WHAT THE TASK ASKS:
Copy all lines that contain the word "находятся".

LISTING:
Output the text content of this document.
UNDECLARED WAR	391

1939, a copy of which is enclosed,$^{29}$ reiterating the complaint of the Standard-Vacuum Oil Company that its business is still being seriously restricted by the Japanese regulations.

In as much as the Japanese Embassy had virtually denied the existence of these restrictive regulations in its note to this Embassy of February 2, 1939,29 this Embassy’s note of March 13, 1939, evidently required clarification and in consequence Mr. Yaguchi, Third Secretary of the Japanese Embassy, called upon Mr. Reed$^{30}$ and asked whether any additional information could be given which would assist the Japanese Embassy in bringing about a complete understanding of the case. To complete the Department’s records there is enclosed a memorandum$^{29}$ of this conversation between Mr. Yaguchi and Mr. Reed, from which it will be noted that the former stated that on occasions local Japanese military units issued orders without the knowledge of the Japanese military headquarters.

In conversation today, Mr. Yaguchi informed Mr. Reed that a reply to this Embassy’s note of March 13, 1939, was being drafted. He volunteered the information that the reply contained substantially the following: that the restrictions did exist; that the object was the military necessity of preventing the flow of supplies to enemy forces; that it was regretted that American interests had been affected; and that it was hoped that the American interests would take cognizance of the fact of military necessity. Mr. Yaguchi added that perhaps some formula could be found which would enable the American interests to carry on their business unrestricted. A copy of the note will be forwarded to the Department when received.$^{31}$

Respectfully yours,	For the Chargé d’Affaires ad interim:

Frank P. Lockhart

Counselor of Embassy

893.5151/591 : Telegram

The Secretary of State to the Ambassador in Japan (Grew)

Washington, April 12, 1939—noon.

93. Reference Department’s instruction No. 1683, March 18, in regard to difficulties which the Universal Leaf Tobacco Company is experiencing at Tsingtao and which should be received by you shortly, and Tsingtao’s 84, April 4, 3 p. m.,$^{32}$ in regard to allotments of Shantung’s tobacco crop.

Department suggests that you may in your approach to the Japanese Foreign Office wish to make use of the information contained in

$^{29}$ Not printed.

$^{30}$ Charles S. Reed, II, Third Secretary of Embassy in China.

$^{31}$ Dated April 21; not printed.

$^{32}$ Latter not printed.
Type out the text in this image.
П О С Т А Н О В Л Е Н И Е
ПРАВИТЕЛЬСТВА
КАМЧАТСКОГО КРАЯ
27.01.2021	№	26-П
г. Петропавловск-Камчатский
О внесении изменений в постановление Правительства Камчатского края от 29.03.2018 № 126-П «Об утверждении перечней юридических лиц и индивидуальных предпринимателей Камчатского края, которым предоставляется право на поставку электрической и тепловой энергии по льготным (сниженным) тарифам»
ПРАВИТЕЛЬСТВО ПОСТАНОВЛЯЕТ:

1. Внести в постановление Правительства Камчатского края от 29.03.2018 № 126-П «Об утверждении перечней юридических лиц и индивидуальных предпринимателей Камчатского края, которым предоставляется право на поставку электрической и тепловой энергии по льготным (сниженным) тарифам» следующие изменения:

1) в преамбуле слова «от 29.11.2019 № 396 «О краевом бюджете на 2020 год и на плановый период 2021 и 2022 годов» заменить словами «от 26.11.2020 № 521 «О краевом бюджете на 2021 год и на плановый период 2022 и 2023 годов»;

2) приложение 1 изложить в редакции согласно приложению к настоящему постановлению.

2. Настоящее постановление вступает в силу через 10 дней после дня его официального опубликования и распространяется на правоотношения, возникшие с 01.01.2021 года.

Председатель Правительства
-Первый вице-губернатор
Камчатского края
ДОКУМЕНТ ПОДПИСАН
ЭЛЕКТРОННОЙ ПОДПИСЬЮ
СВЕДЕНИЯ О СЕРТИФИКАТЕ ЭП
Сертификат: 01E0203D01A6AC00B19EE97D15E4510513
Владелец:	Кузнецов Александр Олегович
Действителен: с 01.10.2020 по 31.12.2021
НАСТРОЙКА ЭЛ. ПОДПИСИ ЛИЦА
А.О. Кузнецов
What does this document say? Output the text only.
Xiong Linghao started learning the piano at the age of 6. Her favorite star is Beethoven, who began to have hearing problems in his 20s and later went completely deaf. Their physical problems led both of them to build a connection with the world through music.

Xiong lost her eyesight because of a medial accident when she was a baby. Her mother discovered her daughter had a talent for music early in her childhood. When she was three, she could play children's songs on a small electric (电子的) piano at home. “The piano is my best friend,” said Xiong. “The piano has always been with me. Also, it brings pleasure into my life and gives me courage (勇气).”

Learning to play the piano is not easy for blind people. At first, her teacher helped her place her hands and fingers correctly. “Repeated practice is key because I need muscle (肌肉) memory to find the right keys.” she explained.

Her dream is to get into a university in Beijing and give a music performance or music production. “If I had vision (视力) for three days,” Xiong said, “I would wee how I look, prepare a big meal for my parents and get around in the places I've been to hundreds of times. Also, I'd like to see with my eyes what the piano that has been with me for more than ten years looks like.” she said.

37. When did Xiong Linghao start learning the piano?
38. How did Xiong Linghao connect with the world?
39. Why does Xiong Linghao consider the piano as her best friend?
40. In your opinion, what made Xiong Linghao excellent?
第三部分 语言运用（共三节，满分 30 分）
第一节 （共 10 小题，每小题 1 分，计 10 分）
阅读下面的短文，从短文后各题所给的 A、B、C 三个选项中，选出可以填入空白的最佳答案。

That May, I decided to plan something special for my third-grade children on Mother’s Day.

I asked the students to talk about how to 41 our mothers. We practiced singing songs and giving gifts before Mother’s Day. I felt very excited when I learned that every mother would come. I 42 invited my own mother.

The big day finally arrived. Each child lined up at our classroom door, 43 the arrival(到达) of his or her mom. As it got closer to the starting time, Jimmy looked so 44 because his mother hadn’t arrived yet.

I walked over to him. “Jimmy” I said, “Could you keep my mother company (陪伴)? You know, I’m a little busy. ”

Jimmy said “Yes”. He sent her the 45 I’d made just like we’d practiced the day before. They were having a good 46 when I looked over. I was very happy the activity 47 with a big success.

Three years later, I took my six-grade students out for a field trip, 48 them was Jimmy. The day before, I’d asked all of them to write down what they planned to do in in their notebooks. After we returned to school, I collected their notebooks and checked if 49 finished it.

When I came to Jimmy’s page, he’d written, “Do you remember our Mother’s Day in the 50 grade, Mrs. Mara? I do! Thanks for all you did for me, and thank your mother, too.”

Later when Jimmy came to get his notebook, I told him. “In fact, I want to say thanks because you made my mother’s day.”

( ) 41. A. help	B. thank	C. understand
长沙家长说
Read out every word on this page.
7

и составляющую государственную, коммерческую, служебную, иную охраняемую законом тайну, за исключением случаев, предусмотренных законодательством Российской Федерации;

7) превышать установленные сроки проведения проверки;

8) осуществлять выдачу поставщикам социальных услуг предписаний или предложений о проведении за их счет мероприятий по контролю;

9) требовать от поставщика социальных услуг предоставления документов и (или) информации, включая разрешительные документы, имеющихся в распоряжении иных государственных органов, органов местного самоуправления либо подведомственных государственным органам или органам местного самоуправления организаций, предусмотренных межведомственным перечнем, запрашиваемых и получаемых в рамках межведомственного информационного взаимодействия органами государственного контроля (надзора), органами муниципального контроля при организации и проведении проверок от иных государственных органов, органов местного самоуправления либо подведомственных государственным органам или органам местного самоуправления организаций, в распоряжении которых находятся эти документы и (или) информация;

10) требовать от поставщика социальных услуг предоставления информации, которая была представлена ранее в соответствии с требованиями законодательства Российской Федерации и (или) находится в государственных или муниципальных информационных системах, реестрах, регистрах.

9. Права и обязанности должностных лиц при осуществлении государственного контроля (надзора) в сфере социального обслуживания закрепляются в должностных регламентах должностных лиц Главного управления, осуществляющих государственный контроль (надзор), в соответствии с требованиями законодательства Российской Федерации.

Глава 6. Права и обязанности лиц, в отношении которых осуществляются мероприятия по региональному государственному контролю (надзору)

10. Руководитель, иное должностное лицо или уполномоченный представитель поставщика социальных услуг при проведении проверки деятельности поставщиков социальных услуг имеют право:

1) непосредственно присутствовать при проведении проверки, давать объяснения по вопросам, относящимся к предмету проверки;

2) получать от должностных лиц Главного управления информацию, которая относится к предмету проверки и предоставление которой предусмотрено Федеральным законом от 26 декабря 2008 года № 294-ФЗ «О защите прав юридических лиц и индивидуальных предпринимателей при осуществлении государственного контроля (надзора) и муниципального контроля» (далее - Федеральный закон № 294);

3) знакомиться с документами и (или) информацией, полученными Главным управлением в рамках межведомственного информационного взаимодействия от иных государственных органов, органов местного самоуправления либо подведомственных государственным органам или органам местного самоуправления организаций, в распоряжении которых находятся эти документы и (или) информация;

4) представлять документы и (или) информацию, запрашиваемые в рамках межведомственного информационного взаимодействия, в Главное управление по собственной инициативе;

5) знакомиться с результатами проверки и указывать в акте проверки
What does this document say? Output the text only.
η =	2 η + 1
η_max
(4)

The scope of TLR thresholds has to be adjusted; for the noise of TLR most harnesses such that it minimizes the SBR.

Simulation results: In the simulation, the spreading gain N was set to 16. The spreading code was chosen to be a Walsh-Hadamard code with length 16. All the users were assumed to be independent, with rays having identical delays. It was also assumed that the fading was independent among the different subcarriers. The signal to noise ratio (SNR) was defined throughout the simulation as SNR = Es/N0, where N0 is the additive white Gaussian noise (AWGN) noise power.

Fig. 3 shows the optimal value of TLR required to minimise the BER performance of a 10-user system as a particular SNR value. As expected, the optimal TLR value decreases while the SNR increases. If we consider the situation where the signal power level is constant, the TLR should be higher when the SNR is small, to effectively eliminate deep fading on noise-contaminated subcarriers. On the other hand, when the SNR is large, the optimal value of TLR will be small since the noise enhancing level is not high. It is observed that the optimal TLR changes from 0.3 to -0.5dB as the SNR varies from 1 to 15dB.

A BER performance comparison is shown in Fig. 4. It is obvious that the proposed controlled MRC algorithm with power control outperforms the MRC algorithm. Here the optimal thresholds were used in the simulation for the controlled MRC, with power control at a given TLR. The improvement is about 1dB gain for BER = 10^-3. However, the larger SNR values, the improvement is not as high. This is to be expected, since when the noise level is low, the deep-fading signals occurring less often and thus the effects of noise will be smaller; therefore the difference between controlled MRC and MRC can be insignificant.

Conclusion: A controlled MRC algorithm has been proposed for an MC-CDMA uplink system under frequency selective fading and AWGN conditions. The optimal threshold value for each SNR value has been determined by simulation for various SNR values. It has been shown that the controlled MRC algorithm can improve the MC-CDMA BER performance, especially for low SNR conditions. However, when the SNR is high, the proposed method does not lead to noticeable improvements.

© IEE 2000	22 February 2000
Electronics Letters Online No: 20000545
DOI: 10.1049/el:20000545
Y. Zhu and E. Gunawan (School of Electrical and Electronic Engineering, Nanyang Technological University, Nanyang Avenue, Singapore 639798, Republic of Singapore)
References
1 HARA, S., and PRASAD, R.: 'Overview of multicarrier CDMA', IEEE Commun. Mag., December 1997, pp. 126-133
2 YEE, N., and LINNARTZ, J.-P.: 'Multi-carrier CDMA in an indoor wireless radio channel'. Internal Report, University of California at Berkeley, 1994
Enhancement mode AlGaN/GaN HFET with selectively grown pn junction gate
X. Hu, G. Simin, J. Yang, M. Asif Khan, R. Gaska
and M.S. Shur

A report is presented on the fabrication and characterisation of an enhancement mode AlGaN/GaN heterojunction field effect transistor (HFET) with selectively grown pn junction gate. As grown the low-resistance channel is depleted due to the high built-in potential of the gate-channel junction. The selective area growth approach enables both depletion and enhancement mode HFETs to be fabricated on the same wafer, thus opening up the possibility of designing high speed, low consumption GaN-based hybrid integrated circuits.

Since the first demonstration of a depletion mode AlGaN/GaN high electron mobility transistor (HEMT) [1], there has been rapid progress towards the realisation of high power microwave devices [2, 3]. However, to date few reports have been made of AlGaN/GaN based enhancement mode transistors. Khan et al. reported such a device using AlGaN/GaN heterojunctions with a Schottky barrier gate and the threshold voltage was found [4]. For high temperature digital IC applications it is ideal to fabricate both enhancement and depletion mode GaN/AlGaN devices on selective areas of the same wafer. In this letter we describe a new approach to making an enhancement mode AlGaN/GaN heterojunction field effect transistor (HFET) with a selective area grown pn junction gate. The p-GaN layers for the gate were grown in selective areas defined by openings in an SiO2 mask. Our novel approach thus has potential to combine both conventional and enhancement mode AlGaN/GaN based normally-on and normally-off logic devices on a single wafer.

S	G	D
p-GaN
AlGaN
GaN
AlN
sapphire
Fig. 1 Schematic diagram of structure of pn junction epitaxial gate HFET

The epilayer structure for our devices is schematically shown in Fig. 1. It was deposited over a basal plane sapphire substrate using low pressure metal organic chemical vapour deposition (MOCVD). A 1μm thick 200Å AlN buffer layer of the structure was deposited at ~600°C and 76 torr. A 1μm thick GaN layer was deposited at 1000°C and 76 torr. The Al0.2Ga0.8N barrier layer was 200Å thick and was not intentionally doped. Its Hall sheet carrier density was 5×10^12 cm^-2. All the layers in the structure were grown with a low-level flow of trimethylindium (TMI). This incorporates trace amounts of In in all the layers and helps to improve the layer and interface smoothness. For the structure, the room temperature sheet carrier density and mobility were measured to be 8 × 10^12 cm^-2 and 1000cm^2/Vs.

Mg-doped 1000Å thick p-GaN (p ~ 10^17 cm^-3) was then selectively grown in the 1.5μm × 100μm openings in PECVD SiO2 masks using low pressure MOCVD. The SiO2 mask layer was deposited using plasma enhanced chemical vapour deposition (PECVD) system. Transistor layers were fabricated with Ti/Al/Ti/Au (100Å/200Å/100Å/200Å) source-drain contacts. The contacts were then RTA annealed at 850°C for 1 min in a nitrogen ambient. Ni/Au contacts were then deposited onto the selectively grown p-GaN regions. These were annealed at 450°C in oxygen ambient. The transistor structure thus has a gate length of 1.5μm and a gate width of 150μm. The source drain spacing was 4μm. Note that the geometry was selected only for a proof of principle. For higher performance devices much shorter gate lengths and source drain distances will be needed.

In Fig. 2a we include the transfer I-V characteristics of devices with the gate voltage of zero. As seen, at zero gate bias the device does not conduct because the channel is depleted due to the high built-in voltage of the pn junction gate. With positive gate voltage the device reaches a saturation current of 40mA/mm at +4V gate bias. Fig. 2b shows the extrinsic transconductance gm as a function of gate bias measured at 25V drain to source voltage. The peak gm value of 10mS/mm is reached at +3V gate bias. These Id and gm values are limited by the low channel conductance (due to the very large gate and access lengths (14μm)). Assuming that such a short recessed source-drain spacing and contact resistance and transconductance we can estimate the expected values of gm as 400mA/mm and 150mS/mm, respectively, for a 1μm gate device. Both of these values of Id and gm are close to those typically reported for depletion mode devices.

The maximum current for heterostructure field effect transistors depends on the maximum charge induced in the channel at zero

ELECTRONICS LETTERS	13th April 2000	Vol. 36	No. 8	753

RESPONSE:
9) требовать от поставщика социальных услуг предоставления документов и (или) информации, включая разрешительные документы, имеющихся в распоряжении иных государственных органов, органов местного самоуправления либо подведомственных государственным органам или органам местного самоуправления организаций, предусмотренных межведомственным перечнем, запрашиваемых и получаемых в рамках межведомственного информационного взаимодействия органами государственного контроля (надзора), органами муниципального контроля при организации и проведении проверок от иных государственных органов, органов местного самоуправления либо подведомственных государственным органам или органам местного самоуправления организаций, в распоряжении которых находятся эти документы и (или) информация;
3) знакомиться с документами и (или) информацией, полученными Главным управлением в рамках межведомственного информационного взаимодействия от иных государственных органов, органов местного самоуправления либо подведомственных государственным органам или органам местного самоуправления организаций, в распоряжении которых находятся эти документы и (или) информация;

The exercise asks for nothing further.